Data shown: Begin
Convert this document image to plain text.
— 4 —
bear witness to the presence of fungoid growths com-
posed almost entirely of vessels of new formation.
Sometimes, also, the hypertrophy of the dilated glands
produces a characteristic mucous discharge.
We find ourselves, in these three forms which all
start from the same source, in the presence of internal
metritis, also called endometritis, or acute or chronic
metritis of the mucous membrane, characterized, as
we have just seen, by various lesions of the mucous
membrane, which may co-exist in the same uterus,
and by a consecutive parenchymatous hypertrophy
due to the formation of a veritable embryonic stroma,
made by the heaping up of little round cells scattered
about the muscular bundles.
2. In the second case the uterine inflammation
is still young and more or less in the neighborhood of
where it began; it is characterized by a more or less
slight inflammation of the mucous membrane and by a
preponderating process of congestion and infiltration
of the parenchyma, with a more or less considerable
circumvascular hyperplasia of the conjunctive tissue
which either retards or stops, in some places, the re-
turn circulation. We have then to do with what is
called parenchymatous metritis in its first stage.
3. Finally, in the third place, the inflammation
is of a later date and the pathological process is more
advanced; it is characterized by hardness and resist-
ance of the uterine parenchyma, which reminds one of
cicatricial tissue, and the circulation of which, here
Data shown: End
The task: Work out the count of lines in the data above containing the string "which". Give it alone.

Result of the exercise: 5